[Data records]
======

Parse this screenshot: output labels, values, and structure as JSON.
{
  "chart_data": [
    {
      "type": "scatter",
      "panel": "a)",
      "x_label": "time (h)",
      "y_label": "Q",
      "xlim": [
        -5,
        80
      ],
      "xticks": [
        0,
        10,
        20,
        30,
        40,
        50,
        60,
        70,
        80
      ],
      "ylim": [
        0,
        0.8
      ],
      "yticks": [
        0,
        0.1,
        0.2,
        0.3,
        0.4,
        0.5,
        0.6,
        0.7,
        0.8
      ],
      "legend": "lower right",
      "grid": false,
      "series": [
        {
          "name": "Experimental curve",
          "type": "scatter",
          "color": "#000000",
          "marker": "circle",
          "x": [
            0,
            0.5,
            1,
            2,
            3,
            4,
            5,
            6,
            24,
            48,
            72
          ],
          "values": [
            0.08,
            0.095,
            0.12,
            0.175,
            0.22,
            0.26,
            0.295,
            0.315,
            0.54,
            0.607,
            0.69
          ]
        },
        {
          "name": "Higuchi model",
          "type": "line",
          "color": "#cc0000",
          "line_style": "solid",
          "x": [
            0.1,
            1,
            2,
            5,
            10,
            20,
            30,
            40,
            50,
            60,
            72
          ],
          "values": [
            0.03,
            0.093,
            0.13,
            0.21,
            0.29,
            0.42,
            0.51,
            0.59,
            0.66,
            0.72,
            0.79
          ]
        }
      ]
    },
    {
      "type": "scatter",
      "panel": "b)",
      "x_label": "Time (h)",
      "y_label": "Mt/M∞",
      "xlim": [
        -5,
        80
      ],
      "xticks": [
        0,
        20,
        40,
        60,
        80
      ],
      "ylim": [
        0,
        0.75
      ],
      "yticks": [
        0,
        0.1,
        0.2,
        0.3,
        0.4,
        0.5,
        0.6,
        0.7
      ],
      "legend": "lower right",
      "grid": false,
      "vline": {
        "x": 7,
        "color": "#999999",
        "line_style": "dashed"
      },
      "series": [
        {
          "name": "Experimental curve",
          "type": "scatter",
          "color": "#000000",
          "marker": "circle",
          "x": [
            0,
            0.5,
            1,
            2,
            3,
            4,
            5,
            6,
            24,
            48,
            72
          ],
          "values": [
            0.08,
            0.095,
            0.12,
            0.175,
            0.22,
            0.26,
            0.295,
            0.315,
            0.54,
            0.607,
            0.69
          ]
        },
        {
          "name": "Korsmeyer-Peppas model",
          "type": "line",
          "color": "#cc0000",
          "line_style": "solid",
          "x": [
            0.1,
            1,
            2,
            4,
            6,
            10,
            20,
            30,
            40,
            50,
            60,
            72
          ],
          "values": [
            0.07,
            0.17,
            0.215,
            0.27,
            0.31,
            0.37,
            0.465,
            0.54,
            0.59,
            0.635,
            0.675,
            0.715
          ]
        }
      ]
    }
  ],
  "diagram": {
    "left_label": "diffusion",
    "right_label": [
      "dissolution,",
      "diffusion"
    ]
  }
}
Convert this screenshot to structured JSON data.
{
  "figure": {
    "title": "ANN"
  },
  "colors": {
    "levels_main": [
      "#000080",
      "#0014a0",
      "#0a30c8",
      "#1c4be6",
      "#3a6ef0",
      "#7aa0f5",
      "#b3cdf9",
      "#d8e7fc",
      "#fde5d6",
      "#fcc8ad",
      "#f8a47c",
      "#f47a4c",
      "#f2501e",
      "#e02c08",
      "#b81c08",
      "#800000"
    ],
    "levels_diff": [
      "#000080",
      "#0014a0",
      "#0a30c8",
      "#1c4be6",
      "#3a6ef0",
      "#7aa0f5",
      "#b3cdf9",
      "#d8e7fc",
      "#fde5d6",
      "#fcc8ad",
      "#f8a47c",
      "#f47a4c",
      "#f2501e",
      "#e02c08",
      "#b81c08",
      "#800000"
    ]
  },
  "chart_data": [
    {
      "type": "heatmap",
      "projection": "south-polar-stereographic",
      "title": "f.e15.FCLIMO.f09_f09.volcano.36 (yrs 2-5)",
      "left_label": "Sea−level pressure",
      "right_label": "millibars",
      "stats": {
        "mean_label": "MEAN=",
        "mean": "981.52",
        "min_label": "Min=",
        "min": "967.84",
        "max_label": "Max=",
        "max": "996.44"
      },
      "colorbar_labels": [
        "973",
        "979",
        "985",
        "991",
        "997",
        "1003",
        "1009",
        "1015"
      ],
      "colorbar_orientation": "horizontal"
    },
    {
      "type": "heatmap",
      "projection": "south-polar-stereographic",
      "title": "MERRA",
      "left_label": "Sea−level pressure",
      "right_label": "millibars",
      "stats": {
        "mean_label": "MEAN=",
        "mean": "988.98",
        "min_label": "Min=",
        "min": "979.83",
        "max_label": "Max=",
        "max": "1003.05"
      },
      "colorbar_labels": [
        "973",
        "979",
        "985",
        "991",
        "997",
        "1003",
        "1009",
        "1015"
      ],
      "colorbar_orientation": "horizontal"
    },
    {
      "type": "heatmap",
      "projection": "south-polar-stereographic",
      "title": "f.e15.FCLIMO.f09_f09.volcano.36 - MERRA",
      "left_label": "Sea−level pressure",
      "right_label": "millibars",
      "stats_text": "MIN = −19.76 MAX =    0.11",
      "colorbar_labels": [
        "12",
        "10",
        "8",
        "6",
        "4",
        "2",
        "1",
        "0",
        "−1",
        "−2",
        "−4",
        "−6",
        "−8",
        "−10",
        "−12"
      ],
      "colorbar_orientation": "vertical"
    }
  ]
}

======

Written task => Locate and copy each line in the data above that includes the word "screenshot".

Worked solution =>
Parse this screenshot: output labels, values, and structure as JSON.
Convert this screenshot to structured JSON data.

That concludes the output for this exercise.